_YOUR GOAL_.
Below are the records; pull every line that includes "screenshot".

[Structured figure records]
****

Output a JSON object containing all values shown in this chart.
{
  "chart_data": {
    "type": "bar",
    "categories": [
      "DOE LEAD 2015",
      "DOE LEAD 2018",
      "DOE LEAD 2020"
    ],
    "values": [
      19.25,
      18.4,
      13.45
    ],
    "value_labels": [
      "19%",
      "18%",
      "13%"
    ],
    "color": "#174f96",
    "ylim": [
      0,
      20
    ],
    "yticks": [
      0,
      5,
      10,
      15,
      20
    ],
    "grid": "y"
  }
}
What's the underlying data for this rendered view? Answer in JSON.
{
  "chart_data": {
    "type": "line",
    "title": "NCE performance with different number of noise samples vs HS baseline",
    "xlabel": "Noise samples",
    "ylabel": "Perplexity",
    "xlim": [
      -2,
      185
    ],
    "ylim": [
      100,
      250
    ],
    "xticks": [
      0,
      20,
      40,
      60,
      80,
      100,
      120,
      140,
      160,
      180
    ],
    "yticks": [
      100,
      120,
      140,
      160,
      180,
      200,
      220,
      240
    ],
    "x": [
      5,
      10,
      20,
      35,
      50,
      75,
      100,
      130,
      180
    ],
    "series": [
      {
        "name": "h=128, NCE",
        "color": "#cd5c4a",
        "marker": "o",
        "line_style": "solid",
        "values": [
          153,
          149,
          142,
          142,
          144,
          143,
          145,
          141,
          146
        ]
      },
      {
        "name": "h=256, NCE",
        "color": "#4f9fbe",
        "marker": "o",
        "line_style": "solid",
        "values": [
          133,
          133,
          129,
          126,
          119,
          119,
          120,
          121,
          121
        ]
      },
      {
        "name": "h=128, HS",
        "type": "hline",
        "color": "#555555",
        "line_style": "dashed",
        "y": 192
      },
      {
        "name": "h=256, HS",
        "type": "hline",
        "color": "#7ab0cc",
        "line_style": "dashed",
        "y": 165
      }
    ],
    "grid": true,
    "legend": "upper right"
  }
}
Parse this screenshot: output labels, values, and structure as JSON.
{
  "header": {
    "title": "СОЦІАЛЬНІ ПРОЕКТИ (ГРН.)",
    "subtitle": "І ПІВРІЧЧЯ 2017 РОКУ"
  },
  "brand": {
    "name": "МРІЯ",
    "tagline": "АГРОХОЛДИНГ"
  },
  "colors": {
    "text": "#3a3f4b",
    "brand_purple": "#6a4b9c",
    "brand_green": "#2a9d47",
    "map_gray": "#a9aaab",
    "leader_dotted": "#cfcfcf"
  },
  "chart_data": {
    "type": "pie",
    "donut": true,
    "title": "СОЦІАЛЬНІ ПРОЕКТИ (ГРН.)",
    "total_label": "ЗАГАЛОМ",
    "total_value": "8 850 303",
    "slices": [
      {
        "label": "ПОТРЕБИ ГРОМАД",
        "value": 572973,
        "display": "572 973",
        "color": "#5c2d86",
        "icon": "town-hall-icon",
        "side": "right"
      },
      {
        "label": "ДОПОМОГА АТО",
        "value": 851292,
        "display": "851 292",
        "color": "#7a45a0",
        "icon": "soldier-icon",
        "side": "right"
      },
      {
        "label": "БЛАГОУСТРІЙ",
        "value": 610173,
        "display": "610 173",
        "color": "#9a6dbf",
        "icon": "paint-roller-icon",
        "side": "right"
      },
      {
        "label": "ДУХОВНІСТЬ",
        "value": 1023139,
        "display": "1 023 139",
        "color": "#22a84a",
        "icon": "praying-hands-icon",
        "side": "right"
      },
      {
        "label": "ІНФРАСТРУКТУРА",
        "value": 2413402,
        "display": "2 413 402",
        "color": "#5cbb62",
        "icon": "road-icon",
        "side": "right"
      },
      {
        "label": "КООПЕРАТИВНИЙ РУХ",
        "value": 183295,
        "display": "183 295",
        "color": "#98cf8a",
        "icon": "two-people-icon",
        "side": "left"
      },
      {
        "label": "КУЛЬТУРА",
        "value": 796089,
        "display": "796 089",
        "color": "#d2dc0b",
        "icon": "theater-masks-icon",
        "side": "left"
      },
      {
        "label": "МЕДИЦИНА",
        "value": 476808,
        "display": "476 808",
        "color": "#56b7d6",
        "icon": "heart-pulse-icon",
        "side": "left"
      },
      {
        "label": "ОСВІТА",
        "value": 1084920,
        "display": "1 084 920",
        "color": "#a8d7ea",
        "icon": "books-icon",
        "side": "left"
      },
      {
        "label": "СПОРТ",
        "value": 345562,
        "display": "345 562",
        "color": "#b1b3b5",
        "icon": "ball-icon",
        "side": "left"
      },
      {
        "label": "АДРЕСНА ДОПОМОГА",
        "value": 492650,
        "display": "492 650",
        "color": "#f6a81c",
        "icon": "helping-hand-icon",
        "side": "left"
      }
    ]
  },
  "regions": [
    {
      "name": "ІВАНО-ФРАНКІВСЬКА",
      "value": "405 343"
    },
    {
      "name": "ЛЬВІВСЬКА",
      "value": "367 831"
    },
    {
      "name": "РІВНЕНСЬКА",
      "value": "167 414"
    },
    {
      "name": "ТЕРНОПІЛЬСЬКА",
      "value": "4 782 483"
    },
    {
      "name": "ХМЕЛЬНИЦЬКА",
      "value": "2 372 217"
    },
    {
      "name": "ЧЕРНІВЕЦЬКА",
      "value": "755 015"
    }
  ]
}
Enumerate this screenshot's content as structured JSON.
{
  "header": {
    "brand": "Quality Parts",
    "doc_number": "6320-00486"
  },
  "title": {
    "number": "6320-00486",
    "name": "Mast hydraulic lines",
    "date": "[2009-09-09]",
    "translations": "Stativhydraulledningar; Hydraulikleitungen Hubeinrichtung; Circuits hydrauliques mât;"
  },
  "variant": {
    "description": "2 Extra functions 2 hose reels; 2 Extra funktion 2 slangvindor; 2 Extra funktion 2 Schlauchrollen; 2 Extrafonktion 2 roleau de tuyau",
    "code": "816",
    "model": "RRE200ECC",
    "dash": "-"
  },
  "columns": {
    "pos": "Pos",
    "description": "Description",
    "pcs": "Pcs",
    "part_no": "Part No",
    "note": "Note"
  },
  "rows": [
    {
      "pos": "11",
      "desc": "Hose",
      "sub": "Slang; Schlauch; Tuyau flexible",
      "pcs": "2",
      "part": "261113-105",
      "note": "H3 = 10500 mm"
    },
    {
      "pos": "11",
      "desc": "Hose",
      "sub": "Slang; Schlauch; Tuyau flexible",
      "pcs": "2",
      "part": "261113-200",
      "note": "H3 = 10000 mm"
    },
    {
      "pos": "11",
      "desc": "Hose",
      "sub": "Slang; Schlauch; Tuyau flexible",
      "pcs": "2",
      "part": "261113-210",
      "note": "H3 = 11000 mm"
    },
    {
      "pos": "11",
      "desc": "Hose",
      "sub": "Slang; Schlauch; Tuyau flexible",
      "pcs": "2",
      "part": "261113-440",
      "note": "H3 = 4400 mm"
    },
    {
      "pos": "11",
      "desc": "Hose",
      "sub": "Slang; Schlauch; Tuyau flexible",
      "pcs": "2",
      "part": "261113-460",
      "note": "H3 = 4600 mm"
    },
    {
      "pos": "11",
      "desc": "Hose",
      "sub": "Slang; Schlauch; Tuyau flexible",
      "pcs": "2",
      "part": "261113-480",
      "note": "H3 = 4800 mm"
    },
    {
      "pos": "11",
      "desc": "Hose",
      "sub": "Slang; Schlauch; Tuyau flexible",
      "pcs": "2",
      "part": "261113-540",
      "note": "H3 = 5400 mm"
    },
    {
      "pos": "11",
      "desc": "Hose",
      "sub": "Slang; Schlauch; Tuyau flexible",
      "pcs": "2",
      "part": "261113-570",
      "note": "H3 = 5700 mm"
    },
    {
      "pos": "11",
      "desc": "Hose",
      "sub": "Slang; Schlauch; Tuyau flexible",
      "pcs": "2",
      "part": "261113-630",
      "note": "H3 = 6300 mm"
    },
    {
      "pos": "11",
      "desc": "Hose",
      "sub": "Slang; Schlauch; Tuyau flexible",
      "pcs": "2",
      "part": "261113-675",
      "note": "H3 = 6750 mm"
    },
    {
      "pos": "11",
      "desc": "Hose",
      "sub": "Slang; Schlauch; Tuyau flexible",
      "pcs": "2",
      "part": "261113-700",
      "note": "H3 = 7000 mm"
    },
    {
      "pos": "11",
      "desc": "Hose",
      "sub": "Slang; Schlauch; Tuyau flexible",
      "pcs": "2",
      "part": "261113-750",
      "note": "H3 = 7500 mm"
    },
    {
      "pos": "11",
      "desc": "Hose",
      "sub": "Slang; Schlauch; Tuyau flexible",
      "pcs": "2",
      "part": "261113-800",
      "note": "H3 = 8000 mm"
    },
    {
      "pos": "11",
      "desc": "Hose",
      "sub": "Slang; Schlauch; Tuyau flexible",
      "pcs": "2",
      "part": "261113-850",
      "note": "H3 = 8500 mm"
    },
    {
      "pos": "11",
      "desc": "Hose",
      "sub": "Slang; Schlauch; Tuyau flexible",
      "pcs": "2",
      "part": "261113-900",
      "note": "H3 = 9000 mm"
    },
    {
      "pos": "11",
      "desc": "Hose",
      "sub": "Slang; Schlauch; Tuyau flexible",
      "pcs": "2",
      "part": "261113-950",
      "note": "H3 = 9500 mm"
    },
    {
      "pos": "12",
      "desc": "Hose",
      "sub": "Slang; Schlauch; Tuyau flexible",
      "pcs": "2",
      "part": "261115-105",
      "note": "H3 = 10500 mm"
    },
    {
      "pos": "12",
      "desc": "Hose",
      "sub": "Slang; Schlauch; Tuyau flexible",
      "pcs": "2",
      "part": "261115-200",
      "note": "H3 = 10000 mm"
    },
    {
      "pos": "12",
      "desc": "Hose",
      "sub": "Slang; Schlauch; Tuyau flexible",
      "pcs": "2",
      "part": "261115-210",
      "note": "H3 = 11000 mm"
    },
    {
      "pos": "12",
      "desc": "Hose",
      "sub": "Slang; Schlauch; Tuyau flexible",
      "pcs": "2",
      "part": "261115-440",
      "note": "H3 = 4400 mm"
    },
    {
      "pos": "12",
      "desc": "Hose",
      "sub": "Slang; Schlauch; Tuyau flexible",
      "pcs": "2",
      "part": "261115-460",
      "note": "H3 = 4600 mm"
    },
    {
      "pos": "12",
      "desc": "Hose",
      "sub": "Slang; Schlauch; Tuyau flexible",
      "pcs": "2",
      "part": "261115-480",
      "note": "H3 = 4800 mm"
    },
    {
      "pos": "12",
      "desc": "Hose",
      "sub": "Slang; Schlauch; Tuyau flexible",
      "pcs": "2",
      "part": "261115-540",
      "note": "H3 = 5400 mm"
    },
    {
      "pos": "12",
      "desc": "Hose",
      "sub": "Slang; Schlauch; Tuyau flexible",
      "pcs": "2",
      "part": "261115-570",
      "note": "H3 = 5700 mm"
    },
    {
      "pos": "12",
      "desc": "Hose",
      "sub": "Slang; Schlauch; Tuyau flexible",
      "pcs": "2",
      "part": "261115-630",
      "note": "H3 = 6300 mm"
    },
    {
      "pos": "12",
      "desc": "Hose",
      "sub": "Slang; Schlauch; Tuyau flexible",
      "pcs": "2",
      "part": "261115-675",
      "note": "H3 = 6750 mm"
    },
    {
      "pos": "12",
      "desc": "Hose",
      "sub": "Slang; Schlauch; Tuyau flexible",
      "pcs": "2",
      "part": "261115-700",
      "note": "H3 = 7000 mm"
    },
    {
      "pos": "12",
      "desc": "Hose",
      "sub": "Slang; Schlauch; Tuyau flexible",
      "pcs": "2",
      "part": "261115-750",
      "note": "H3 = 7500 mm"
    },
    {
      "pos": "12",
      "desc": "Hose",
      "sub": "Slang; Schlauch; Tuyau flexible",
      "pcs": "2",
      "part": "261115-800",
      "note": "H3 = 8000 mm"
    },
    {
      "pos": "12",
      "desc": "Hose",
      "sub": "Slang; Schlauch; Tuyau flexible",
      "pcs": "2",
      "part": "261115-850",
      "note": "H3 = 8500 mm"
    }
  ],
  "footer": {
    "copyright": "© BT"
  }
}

****

_TASK RESULT_.
Parse this screenshot: output labels, values, and structure as JSON.
Enumerate this screenshot's content as structured JSON.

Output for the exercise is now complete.